• [The task]:
Work out how many lines of the data hold the string "problems", and reply with that number alone.

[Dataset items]
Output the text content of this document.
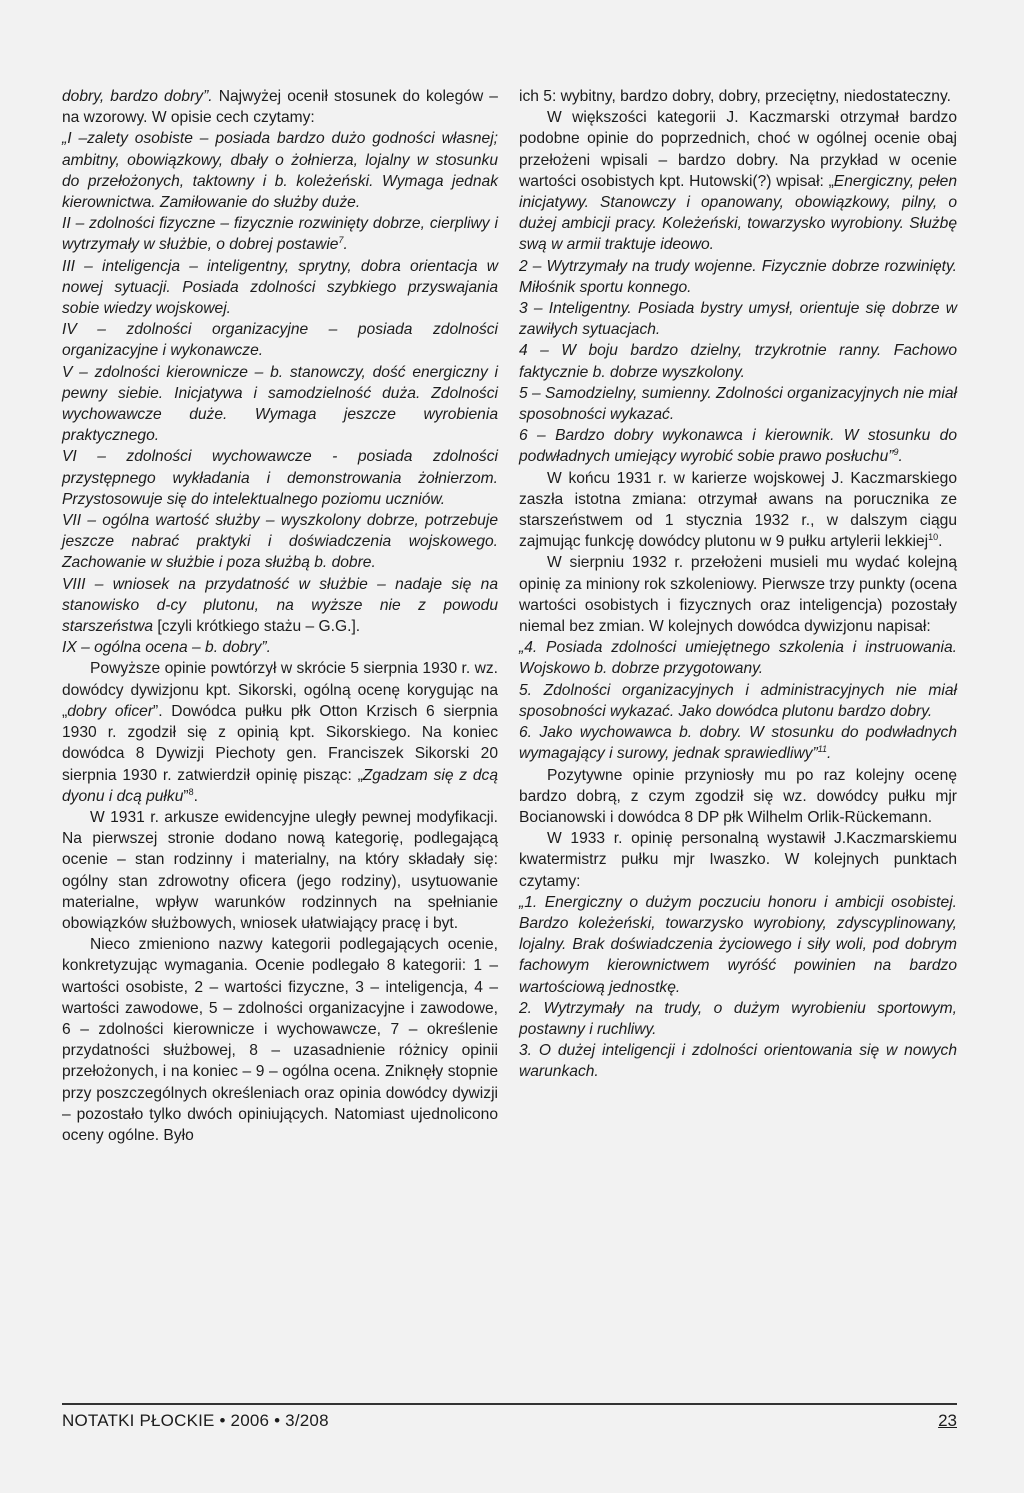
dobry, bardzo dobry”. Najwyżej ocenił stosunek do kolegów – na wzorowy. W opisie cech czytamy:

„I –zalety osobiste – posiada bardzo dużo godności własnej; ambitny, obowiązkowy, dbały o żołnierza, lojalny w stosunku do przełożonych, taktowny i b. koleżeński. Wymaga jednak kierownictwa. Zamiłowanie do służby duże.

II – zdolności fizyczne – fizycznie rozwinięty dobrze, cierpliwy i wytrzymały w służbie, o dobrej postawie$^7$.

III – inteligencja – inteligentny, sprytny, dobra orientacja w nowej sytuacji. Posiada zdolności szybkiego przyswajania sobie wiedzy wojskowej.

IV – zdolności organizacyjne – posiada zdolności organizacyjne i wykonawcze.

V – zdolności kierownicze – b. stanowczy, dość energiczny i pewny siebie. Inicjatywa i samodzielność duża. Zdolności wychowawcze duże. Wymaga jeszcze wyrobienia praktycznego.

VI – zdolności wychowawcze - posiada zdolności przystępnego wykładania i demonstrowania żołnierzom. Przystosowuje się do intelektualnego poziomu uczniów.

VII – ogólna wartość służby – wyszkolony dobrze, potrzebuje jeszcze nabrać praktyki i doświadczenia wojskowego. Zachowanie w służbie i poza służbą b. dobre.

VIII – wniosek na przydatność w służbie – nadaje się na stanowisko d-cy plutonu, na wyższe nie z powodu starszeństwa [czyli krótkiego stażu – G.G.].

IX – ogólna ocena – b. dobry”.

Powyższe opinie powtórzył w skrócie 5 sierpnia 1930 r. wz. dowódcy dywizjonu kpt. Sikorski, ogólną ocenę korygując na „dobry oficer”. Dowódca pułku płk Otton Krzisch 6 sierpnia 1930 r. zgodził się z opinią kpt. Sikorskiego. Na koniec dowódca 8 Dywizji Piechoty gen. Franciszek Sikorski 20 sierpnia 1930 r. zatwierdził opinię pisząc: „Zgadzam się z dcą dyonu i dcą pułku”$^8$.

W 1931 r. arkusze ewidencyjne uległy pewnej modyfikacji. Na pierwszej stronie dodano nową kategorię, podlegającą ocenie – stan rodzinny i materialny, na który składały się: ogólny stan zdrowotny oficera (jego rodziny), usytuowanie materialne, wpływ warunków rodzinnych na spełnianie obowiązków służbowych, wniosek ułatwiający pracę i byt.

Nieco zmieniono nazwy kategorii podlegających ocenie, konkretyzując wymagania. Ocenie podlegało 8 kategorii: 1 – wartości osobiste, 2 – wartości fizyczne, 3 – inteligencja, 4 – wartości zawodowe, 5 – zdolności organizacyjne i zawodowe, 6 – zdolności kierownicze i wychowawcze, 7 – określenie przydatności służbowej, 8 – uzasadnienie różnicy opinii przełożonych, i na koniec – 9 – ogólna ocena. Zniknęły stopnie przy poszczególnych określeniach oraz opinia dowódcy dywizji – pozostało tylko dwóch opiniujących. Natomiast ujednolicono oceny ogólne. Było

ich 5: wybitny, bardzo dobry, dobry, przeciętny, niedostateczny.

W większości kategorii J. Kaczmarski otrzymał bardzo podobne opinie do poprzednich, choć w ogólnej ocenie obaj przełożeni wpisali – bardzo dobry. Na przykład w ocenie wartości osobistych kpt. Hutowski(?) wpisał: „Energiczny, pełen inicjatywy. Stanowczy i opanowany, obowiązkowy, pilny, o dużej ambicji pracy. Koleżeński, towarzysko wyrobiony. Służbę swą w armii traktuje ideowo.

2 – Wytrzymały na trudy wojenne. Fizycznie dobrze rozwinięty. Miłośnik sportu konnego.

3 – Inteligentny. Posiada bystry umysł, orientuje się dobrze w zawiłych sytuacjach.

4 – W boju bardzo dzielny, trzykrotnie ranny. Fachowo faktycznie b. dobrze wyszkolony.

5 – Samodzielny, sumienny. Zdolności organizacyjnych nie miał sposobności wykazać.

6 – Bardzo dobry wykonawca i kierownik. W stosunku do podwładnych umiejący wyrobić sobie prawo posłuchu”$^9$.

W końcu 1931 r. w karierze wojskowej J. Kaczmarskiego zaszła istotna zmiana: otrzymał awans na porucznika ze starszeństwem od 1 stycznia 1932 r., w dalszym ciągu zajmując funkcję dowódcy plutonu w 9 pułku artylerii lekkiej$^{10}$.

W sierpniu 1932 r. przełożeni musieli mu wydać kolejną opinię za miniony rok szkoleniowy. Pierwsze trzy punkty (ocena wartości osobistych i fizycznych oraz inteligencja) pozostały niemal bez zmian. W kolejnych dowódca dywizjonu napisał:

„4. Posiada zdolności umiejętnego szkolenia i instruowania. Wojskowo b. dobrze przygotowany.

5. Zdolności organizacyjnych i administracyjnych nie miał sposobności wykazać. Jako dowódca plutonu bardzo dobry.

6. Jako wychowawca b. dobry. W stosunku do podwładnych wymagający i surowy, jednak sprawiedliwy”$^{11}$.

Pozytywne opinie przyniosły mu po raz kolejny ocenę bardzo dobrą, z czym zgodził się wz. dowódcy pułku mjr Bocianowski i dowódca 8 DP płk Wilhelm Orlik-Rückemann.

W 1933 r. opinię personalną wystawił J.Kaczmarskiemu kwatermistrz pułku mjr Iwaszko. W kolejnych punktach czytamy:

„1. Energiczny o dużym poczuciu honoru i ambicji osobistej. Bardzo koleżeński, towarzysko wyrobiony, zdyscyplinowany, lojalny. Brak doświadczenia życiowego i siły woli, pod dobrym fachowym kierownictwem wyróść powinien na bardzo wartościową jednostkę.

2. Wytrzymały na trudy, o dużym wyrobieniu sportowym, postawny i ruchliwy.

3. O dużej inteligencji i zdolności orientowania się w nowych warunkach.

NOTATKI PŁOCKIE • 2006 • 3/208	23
==
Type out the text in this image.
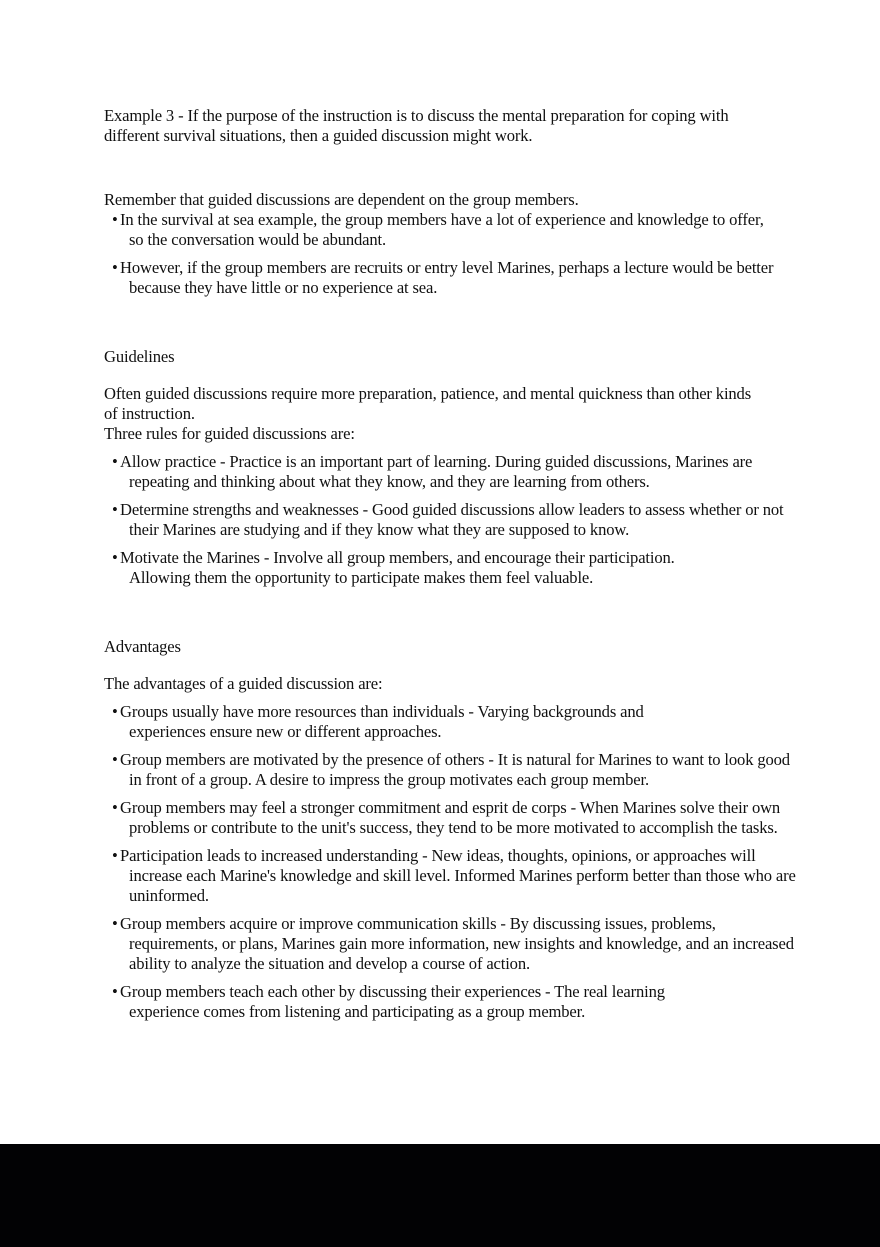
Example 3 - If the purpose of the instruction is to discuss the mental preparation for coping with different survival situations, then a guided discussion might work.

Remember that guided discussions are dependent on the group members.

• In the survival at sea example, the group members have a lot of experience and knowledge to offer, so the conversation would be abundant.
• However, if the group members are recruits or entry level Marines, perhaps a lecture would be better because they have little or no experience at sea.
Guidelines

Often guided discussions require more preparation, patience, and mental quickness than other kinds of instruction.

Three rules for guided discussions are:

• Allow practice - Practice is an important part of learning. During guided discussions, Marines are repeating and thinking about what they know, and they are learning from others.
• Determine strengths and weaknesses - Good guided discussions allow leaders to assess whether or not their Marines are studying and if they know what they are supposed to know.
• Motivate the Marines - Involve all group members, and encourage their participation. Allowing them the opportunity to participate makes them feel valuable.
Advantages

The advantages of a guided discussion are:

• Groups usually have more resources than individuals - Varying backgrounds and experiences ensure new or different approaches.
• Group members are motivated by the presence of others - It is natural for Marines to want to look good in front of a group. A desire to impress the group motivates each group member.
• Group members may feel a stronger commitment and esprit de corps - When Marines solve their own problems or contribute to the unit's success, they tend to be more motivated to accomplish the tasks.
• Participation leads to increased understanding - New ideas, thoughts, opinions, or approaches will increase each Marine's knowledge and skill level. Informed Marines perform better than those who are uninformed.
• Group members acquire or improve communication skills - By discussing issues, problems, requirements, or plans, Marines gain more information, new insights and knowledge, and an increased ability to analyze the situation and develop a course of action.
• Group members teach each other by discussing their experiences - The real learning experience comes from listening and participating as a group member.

• [Exercise output]:
2